■ TASK: Each record below must be returned exactly as shown.

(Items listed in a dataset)
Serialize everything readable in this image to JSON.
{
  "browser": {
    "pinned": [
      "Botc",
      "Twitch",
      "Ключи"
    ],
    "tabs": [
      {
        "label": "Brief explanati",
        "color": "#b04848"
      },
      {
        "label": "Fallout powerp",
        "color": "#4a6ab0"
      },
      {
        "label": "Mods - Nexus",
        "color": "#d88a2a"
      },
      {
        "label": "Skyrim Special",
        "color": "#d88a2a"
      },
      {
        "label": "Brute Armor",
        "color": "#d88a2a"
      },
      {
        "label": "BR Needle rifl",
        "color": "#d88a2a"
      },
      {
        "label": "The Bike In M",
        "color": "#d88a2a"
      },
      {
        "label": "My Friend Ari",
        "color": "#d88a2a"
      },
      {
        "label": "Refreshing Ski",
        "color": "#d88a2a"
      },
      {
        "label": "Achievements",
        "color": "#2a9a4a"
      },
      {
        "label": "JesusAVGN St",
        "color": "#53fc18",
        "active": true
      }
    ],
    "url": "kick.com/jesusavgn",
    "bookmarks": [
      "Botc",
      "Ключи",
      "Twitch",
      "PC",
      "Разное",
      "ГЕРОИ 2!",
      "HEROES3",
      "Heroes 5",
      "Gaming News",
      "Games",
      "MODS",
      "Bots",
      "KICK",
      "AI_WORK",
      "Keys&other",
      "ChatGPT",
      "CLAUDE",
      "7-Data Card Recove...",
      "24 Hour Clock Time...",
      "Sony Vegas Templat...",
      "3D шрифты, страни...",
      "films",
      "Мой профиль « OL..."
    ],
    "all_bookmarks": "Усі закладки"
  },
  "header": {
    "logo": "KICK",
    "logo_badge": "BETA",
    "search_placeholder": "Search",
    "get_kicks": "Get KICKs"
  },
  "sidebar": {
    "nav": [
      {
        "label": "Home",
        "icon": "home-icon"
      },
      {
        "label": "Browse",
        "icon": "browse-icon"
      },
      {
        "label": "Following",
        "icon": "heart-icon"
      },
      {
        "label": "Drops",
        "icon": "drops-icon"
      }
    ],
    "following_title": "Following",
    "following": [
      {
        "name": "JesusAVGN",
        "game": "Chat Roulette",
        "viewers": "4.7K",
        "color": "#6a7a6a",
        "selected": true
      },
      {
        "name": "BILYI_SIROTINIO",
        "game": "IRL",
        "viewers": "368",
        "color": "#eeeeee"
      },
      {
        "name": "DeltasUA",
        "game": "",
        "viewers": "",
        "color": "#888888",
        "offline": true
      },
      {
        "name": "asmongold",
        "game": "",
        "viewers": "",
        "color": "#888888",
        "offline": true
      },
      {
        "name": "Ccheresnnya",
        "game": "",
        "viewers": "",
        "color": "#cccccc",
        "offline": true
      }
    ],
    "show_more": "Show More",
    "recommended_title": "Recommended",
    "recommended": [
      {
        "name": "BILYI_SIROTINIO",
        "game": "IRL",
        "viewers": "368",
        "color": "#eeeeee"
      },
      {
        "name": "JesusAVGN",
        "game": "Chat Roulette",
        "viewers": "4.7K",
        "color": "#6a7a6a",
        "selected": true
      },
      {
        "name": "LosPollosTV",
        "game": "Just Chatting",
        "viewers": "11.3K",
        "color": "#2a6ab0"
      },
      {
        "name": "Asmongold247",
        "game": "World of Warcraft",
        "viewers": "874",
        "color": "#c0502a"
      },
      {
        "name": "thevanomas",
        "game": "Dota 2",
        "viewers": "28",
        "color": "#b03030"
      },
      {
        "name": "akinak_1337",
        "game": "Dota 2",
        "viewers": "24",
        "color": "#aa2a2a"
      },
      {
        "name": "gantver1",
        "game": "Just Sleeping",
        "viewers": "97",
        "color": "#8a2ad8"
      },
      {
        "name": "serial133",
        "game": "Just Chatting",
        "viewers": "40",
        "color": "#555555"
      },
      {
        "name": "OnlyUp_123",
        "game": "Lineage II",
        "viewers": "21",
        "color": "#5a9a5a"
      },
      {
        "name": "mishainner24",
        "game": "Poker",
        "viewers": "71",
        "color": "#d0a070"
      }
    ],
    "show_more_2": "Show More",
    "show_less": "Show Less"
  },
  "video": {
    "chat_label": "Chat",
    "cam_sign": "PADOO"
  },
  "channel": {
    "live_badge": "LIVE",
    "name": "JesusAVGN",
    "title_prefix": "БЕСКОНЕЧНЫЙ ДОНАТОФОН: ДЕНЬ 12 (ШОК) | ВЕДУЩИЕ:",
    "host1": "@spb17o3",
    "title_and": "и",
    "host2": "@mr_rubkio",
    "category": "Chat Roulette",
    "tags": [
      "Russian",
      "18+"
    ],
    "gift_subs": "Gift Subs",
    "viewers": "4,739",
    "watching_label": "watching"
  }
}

■ ANSWER TO THIS PROBLEM:
Serialize everything readable in this image to JSON.
{
  "browser": {
    "pinned": [
      "Botc",
      "Twitch",
      "Ключи"
    ],
    "tabs": [
      {
        "label": "Brief explanati",
        "color": "#b04848"
      },
      {
        "label": "Fallout powerp",
        "color": "#4a6ab0"
      },
      {
        "label": "Mods - Nexus",
        "color": "#d88a2a"
      },
      {
        "label": "Skyrim Special",
        "color": "#d88a2a"
      },
      {
        "label": "Brute Armor",
        "color": "#d88a2a"
      },
      {
        "label": "BR Needle rifl",
        "color": "#d88a2a"
      },
      {
        "label": "The Bike In M",
        "color": "#d88a2a"
      },
      {
        "label": "My Friend Ari",
        "color": "#d88a2a"
      },
      {
        "label": "Refreshing Ski",
        "color": "#d88a2a"
      },
      {
        "label": "Achievements",
        "color": "#2a9a4a"
      },
      {
        "label": "JesusAVGN St",
        "color": "#53fc18",
        "active": true
      }
    ],
    "url": "kick.com/jesusavgn",
    "bookmarks": [
      "Botc",
      "Ключи",
      "Twitch",
      "PC",
      "Разное",
      "ГЕРОИ 2!",
      "HEROES3",
      "Heroes 5",
      "Gaming News",
      "Games",
      "MODS",
      "Bots",
      "KICK",
      "AI_WORK",
      "Keys&other",
      "ChatGPT",
      "CLAUDE",
      "7-Data Card Recove...",
      "24 Hour Clock Time...",
      "Sony Vegas Templat...",
      "3D шрифты, страни...",
      "films",
      "Мой профиль « OL..."
    ],
    "all_bookmarks": "Усі закладки"
  },
  "header": {
    "logo": "KICK",
    "logo_badge": "BETA",
    "search_placeholder": "Search",
    "get_kicks": "Get KICKs"
  },
  "sidebar": {
    "nav": [
      {
        "label": "Home",
        "icon": "home-icon"
      },
      {
        "label": "Browse",
        "icon": "browse-icon"
      },
      {
        "label": "Following",
        "icon": "heart-icon"
      },
      {
        "label": "Drops",
        "icon": "drops-icon"
      }
    ],
    "following_title": "Following",
    "following": [
      {
        "name": "JesusAVGN",
        "game": "Chat Roulette",
        "viewers": "4.7K",
        "color": "#6a7a6a",
        "selected": true
      },
      {
        "name": "BILYI_SIROTINIO",
        "game": "IRL",
        "viewers": "368",
        "color": "#eeeeee"
      },
      {
        "name": "DeltasUA",
        "game": "",
        "viewers": "",
        "color": "#888888",
        "offline": true
      },
      {
        "name": "asmongold",
        "game": "",
        "viewers": "",
        "color": "#888888",
        "offline": true
      },
      {
        "name": "Ccheresnnya",
        "game": "",
        "viewers": "",
        "color": "#cccccc",
        "offline": true
      }
    ],
    "show_more": "Show More",
    "recommended_title": "Recommended",
    "recommended": [
      {
        "name": "BILYI_SIROTINIO",
        "game": "IRL",
        "viewers": "368",
        "color": "#eeeeee"
      },
      {
        "name": "JesusAVGN",
        "game": "Chat Roulette",
        "viewers": "4.7K",
        "color": "#6a7a6a",
        "selected": true
      },
      {
        "name": "LosPollosTV",
        "game": "Just Chatting",
        "viewers": "11.3K",
        "color": "#2a6ab0"
      },
      {
        "name": "Asmongold247",
        "game": "World of Warcraft",
        "viewers": "874",
        "color": "#c0502a"
      },
      {
        "name": "thevanomas",
        "game": "Dota 2",
        "viewers": "28",
        "color": "#b03030"
      },
      {
        "name": "akinak_1337",
        "game": "Dota 2",
        "viewers": "24",
        "color": "#aa2a2a"
      },
      {
        "name": "gantver1",
        "game": "Just Sleeping",
        "viewers": "97",
        "color": "#8a2ad8"
      },
      {
        "name": "serial133",
        "game": "Just Chatting",
        "viewers": "40",
        "color": "#555555"
      },
      {
        "name": "OnlyUp_123",
        "game": "Lineage II",
        "viewers": "21",
        "color": "#5a9a5a"
      },
      {
        "name": "mishainner24",
        "game": "Poker",
        "viewers": "71",
        "color": "#d0a070"
      }
    ],
    "show_more_2": "Show More",
    "show_less": "Show Less"
  },
  "video": {
    "chat_label": "Chat",
    "cam_sign": "PADOO"
  },
  "channel": {
    "live_badge": "LIVE",
    "name": "JesusAVGN",
    "title_prefix": "БЕСКОНЕЧНЫЙ ДОНАТОФОН: ДЕНЬ 12 (ШОК) | ВЕДУЩИЕ:",
    "host1": "@spb17o3",
    "title_and": "и",
    "host2": "@mr_rubkio",
    "category": "Chat Roulette",
    "tags": [
      "Russian",
      "18+"
    ],
    "gift_subs": "Gift Subs",
    "viewers": "4,739",
    "watching_label": "watching"
  }
}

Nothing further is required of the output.